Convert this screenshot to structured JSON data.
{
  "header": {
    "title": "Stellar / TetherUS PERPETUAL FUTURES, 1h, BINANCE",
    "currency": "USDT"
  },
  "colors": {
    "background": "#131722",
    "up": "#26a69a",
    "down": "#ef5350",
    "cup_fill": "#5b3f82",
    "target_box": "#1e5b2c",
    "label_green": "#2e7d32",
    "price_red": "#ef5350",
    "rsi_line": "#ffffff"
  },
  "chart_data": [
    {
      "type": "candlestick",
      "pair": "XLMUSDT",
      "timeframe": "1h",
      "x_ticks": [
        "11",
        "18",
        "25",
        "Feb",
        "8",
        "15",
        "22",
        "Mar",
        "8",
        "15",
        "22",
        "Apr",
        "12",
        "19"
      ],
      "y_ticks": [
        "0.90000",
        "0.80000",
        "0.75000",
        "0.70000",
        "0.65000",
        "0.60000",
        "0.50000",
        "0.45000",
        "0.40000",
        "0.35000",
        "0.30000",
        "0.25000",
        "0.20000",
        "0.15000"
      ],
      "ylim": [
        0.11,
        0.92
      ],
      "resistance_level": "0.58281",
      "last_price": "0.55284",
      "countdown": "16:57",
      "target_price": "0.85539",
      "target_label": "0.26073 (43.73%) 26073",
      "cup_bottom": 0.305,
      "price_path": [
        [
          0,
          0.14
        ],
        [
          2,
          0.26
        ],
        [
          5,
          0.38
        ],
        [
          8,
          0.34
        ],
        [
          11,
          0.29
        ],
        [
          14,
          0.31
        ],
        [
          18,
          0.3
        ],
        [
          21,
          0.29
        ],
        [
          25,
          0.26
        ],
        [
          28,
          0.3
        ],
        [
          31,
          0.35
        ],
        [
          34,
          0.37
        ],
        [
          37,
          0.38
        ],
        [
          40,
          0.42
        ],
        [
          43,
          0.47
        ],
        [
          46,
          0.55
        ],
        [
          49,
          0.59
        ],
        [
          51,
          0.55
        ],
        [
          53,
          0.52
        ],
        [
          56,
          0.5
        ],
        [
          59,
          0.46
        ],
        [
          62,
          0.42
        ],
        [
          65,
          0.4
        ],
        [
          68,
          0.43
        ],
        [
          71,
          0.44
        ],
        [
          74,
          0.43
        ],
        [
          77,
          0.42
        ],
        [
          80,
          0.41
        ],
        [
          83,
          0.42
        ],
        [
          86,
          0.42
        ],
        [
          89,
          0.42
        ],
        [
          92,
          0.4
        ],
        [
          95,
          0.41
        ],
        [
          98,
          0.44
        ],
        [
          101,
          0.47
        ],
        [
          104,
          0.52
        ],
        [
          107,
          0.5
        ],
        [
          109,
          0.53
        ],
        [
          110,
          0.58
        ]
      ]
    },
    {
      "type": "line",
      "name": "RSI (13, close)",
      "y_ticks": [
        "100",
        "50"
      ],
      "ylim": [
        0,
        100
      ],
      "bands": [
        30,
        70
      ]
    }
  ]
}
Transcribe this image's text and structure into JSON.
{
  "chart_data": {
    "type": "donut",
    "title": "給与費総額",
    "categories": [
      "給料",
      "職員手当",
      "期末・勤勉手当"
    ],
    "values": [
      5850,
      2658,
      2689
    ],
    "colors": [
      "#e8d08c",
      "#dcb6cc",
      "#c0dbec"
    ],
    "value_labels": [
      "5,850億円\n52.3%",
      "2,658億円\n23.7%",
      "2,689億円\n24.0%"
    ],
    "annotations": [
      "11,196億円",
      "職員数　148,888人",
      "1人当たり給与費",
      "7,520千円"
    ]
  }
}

REQUEST:
Find the line that contains "Transcribe this image's" in the listing above. Retype it and every line after it up to the last, exactly, and nothing else.

ANSWER TO THIS PROBLEM:
Transcribe this image's text and structure into JSON.
{
  "chart_data": {
    "type": "donut",
    "title": "給与費総額",
    "categories": [
      "給料",
      "職員手当",
      "期末・勤勉手当"
    ],
    "values": [
      5850,
      2658,
      2689
    ],
    "colors": [
      "#e8d08c",
      "#dcb6cc",
      "#c0dbec"
    ],
    "value_labels": [
      "5,850億円\n52.3%",
      "2,658億円\n23.7%",
      "2,689億円\n24.0%"
    ],
    "annotations": [
      "11,196億円",
      "職員数　148,888人",
      "1人当たり給与費",
      "7,520千円"
    ]
  }
}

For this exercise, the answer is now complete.